(Chart and figure data)
──────────

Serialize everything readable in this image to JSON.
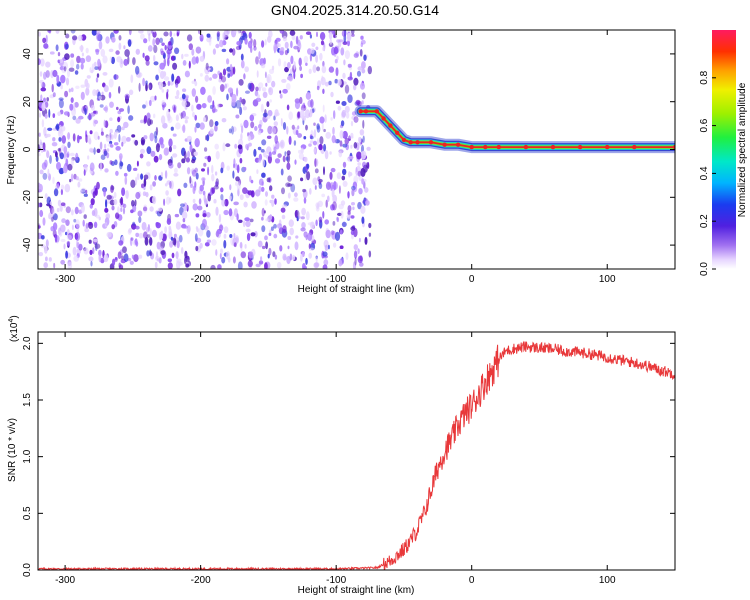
{
  "title": "GN04.2025.314.20.50.G14",
  "colors": {
    "snr_line": "#e8383a",
    "scatter": "#6a1bd8",
    "trace_outer": "#2a3bd0",
    "trace_mid": "#17d8c8",
    "trace_inner": "#7ae02a",
    "trace_core": "#ee2222"
  },
  "chart_data": [
    {
      "type": "heatmap",
      "title": "GN04.2025.314.20.50.G14",
      "xlabel": "Height of straight line (km)",
      "ylabel": "Frequency (Hz)",
      "xlim": [
        -320,
        150
      ],
      "ylim": [
        -50,
        50
      ],
      "x_ticks": [
        -300,
        -200,
        -100,
        0,
        100
      ],
      "y_ticks": [
        -40,
        -20,
        0,
        20,
        40
      ],
      "noise_region_x": [
        -320,
        -75
      ],
      "colorbar": {
        "label": "Normalized spectral amplitude",
        "range": [
          0,
          1
        ],
        "ticks": [
          0.0,
          0.2,
          0.4,
          0.6,
          0.8
        ],
        "colormap": "rainbow"
      },
      "trace": {
        "x": [
          -82,
          -78,
          -70,
          -65,
          -60,
          -55,
          -50,
          -45,
          -40,
          -30,
          -20,
          -10,
          0,
          10,
          20,
          40,
          60,
          80,
          100,
          120,
          150
        ],
        "y": [
          16,
          16,
          16,
          13,
          10,
          7,
          4,
          3,
          3,
          3,
          2,
          2,
          1,
          1,
          1,
          1,
          1,
          1,
          1,
          1,
          1
        ]
      }
    },
    {
      "type": "line",
      "xlabel": "Height of straight line (km)",
      "ylabel": "SNR (10 * v/v)",
      "y_multiplier": "(x10^4)",
      "y_multiplier_base": "(x10",
      "y_multiplier_exp": "4",
      "y_multiplier_close": ")",
      "xlim": [
        -320,
        150
      ],
      "ylim": [
        0,
        2.1
      ],
      "x_ticks": [
        -300,
        -200,
        -100,
        0,
        100
      ],
      "y_ticks": [
        "0.0",
        "0.5",
        "1.0",
        "1.5",
        "2.0"
      ],
      "series": [
        {
          "x": [
            -320,
            -300,
            -250,
            -200,
            -150,
            -100,
            -70,
            -60,
            -50,
            -45,
            -40,
            -35,
            -30,
            -25,
            -20,
            -15,
            -10,
            -5,
            0,
            5,
            10,
            15,
            20,
            25,
            30,
            40,
            50,
            60,
            70,
            80,
            90,
            100,
            110,
            120,
            130,
            140,
            150
          ],
          "values": [
            0.01,
            0.01,
            0.01,
            0.01,
            0.01,
            0.01,
            0.02,
            0.08,
            0.18,
            0.26,
            0.36,
            0.5,
            0.7,
            0.9,
            1.05,
            1.15,
            1.28,
            1.38,
            1.45,
            1.55,
            1.66,
            1.76,
            1.86,
            1.93,
            1.95,
            1.97,
            1.96,
            1.95,
            1.93,
            1.92,
            1.9,
            1.88,
            1.85,
            1.83,
            1.8,
            1.76,
            1.73
          ]
        }
      ]
    }
  ]
}
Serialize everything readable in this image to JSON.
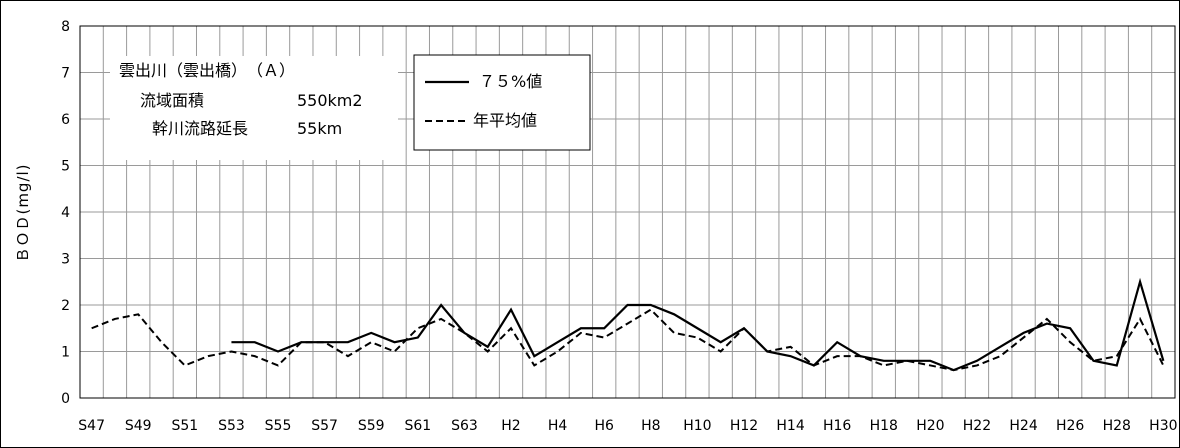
{
  "chart_data": {
    "type": "line",
    "ylabel": "ＢＯＤ(mg/l)",
    "ylim": [
      0,
      8
    ],
    "yticks": [
      "0",
      "1",
      "2",
      "3",
      "4",
      "5",
      "6",
      "7",
      "8"
    ],
    "grid": true,
    "x": [
      "S47",
      "S48",
      "S49",
      "S50",
      "S51",
      "S52",
      "S53",
      "S54",
      "S55",
      "S56",
      "S57",
      "S58",
      "S59",
      "S60",
      "S61",
      "S62",
      "S63",
      "H1",
      "H2",
      "H3",
      "H4",
      "H5",
      "H6",
      "H7",
      "H8",
      "H9",
      "H10",
      "H11",
      "H12",
      "H13",
      "H14",
      "H15",
      "H16",
      "H17",
      "H18",
      "H19",
      "H20",
      "H21",
      "H22",
      "H23",
      "H24",
      "H25",
      "H26",
      "H27",
      "H28",
      "H29",
      "H30"
    ],
    "xtick_labels": [
      "S47",
      "S49",
      "S51",
      "S53",
      "S55",
      "S57",
      "S59",
      "S61",
      "S63",
      "H2",
      "H4",
      "H6",
      "H8",
      "H10",
      "H12",
      "H14",
      "H16",
      "H18",
      "H20",
      "H22",
      "H24",
      "H26",
      "H28",
      "H30"
    ],
    "series": [
      {
        "name": "７５%値",
        "style": "solid",
        "values": [
          null,
          null,
          null,
          null,
          null,
          null,
          1.2,
          1.2,
          1.0,
          1.2,
          1.2,
          1.2,
          1.4,
          1.2,
          1.3,
          2.0,
          1.4,
          1.1,
          1.9,
          0.9,
          1.2,
          1.5,
          1.5,
          2.0,
          2.0,
          1.8,
          1.5,
          1.2,
          1.5,
          1.0,
          0.9,
          0.7,
          1.2,
          0.9,
          0.8,
          0.8,
          0.8,
          0.6,
          0.8,
          1.1,
          1.4,
          1.6,
          1.5,
          0.8,
          0.7,
          2.5,
          0.8
        ]
      },
      {
        "name": "年平均値",
        "style": "dashed",
        "values": [
          1.5,
          1.7,
          1.8,
          1.2,
          0.7,
          0.9,
          1.0,
          0.9,
          0.7,
          1.2,
          1.2,
          0.9,
          1.2,
          1.0,
          1.5,
          1.7,
          1.4,
          1.0,
          1.5,
          0.7,
          1.0,
          1.4,
          1.3,
          1.6,
          1.9,
          1.4,
          1.3,
          1.0,
          1.5,
          1.0,
          1.1,
          0.7,
          0.9,
          0.9,
          0.7,
          0.8,
          0.7,
          0.6,
          0.7,
          0.9,
          1.3,
          1.7,
          1.2,
          0.8,
          0.9,
          1.7,
          0.7
        ]
      }
    ],
    "annotation": {
      "lines": [
        "雲出川（雲出橋）　（Ａ）",
        "流域面積",
        "550km2",
        "幹川流路延長",
        "55km"
      ]
    },
    "legend_position": "top-left"
  },
  "colors": {
    "line": "#000000",
    "grid": "#9a9a9a",
    "frame": "#000000"
  }
}
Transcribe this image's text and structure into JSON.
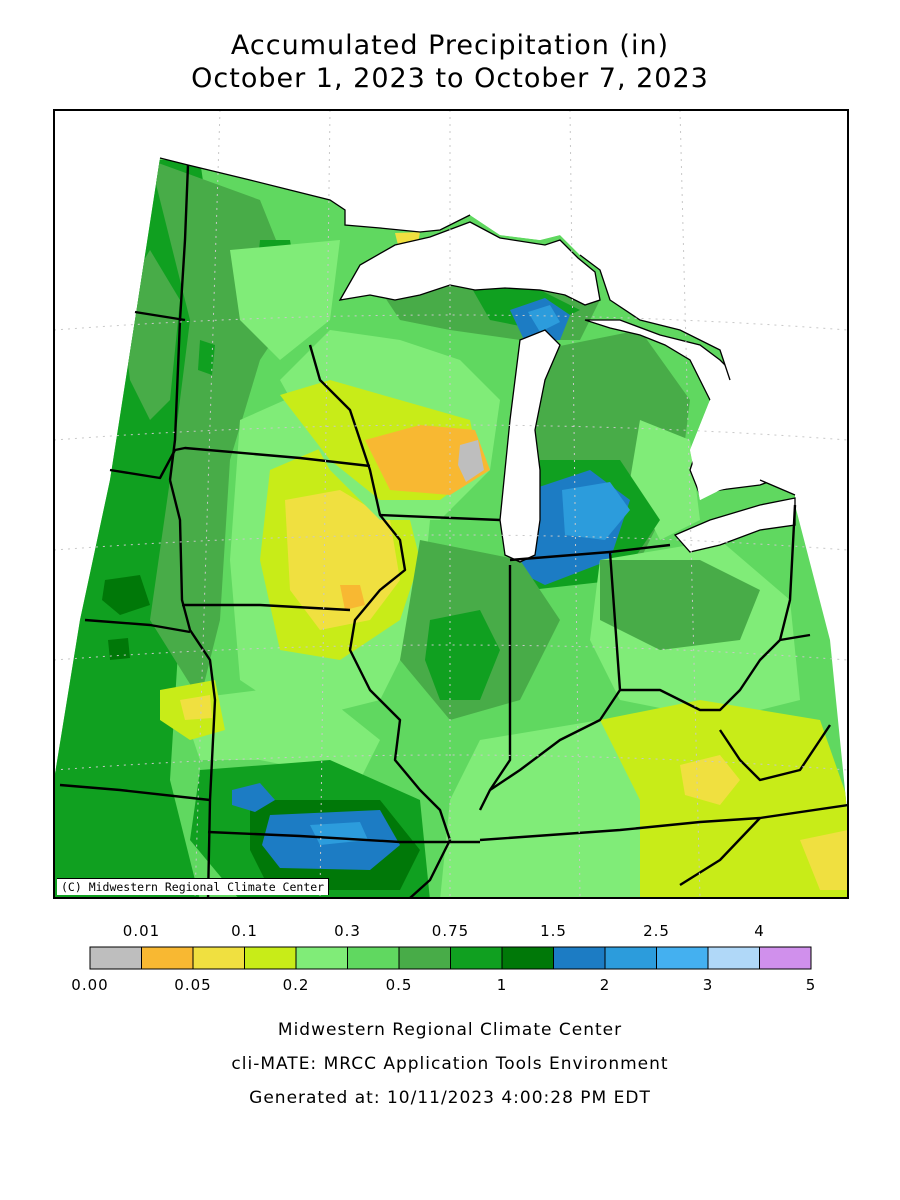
{
  "title": {
    "line1": "Accumulated Precipitation (in)",
    "line2": "October 1, 2023 to October 7, 2023"
  },
  "map": {
    "credit": "(C) Midwestern Regional Climate Center",
    "variable": "accumulated precipitation",
    "units": "in",
    "regions": {
      "heaviest": [
        "southeast Missouri",
        "northwest Michigan (upper lakes)",
        "southwest Lower Michigan"
      ],
      "driest": [
        "eastern Wisconsin",
        "south-central Kentucky",
        "southern Iowa"
      ]
    }
  },
  "legend": {
    "top_labels": [
      "0.01",
      "0.1",
      "0.3",
      "0.75",
      "1.5",
      "2.5",
      "4"
    ],
    "bottom_labels": [
      "0.00",
      "0.05",
      "0.2",
      "0.5",
      "1",
      "2",
      "3",
      "5"
    ],
    "colors": [
      "#bebebe",
      "#f8b832",
      "#f0e040",
      "#c8ec18",
      "#80ec78",
      "#60d860",
      "#48ac48",
      "#10a020",
      "#007808",
      "#1c7cc4",
      "#2c9cdc",
      "#44b0f0",
      "#b0d8f8",
      "#d090ec"
    ]
  },
  "footer": {
    "line1": "Midwestern Regional Climate Center",
    "line2": "cli-MATE: MRCC Application Tools Environment",
    "line3": "Generated at: 10/11/2023 4:00:28 PM EDT"
  }
}
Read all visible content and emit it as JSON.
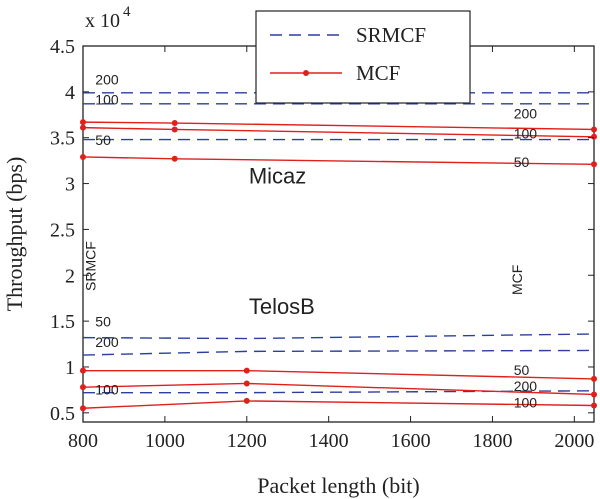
{
  "chart_data": {
    "type": "line",
    "xlabel": "Packet length (bit)",
    "ylabel": "Throughput (bps)",
    "y_multiplier": "x 10",
    "y_exponent": "4",
    "xlim": [
      800,
      2048
    ],
    "ylim": [
      0.4,
      4.5
    ],
    "xticks": [
      800,
      1000,
      1200,
      1400,
      1600,
      1800,
      2000
    ],
    "yticks": [
      0.5,
      1,
      1.5,
      2,
      2.5,
      3,
      3.5,
      4,
      4.5
    ],
    "ytick_labels": [
      "0.5",
      "1",
      "1.5",
      "2",
      "2.5",
      "3",
      "3.5",
      "4",
      "4.5"
    ],
    "grid": false,
    "legend_position": "top-center",
    "legend": [
      {
        "label": "SRMCF",
        "style": "dashed",
        "color": "#2a3f9e"
      },
      {
        "label": "MCF",
        "style": "solid-dot",
        "color": "#e0201b"
      }
    ],
    "colors": {
      "srmcf": "#2a3f9e",
      "mcf": "#e0201b"
    },
    "series": [
      {
        "group": "SRMCF",
        "x": [
          800,
          1024,
          1200,
          2048
        ],
        "y": [
          3.99,
          3.99,
          3.99,
          3.99
        ],
        "label": "200"
      },
      {
        "group": "SRMCF",
        "x": [
          800,
          1024,
          1200,
          2048
        ],
        "y": [
          3.87,
          3.87,
          3.87,
          3.87
        ],
        "label": "100"
      },
      {
        "group": "SRMCF",
        "x": [
          800,
          1024,
          1200,
          2048
        ],
        "y": [
          3.48,
          3.48,
          3.48,
          3.48
        ],
        "label": "50"
      },
      {
        "group": "MCF",
        "x": [
          800,
          1024,
          2048
        ],
        "y": [
          3.67,
          3.66,
          3.59
        ],
        "label": "200"
      },
      {
        "group": "MCF",
        "x": [
          800,
          1024,
          2048
        ],
        "y": [
          3.61,
          3.59,
          3.51
        ],
        "label": "100"
      },
      {
        "group": "MCF",
        "x": [
          800,
          1024,
          2048
        ],
        "y": [
          3.29,
          3.27,
          3.21
        ],
        "label": "50"
      },
      {
        "group": "SRMCF",
        "x": [
          800,
          1200,
          2048
        ],
        "y": [
          1.32,
          1.31,
          1.36
        ],
        "label": "50"
      },
      {
        "group": "SRMCF",
        "x": [
          800,
          1200,
          2048
        ],
        "y": [
          1.13,
          1.17,
          1.18
        ],
        "label": "200"
      },
      {
        "group": "SRMCF",
        "x": [
          800,
          1200,
          2048
        ],
        "y": [
          0.72,
          0.72,
          0.74
        ],
        "label": "100"
      },
      {
        "group": "MCF",
        "x": [
          800,
          1200,
          2048
        ],
        "y": [
          0.96,
          0.96,
          0.87
        ],
        "label": "50"
      },
      {
        "group": "MCF",
        "x": [
          800,
          1200,
          2048
        ],
        "y": [
          0.78,
          0.82,
          0.7
        ],
        "label": "200"
      },
      {
        "group": "MCF",
        "x": [
          800,
          1200,
          2048
        ],
        "y": [
          0.55,
          0.63,
          0.58
        ],
        "label": "100"
      }
    ],
    "annotations": [
      {
        "text": "200",
        "x": 830,
        "y": 4.08,
        "size": "small"
      },
      {
        "text": "100",
        "x": 830,
        "y": 3.86,
        "size": "small"
      },
      {
        "text": "50",
        "x": 830,
        "y": 3.42,
        "size": "small"
      },
      {
        "text": "200",
        "x": 1852,
        "y": 3.71,
        "size": "small"
      },
      {
        "text": "100",
        "x": 1852,
        "y": 3.49,
        "size": "small"
      },
      {
        "text": "50",
        "x": 1852,
        "y": 3.18,
        "size": "small"
      },
      {
        "text": "Micaz",
        "x": 1205,
        "y": 3.0,
        "size": "big"
      },
      {
        "text": "TelosB",
        "x": 1205,
        "y": 1.58,
        "size": "big"
      },
      {
        "text": "50",
        "x": 830,
        "y": 1.44,
        "size": "small"
      },
      {
        "text": "200",
        "x": 830,
        "y": 1.22,
        "size": "small"
      },
      {
        "text": "100",
        "x": 830,
        "y": 0.7,
        "size": "small"
      },
      {
        "text": "50",
        "x": 1852,
        "y": 0.91,
        "size": "small"
      },
      {
        "text": "200",
        "x": 1852,
        "y": 0.74,
        "size": "small"
      },
      {
        "text": "100",
        "x": 1852,
        "y": 0.56,
        "size": "small"
      },
      {
        "text": "SRMCF",
        "x": 830,
        "y": 2.1,
        "size": "rotated"
      },
      {
        "text": "MCF",
        "x": 1872,
        "y": 1.95,
        "size": "rotated"
      }
    ]
  }
}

──────────

GIVEN EXERCISE:
Lines of the material that contain the word "Regional" are to be gathered.

RESPONSE TO THIS EXERCISE:
    "credit": "(C) Midwestern Regional Climate Center",
    "line1": "Midwestern Regional Climate Center",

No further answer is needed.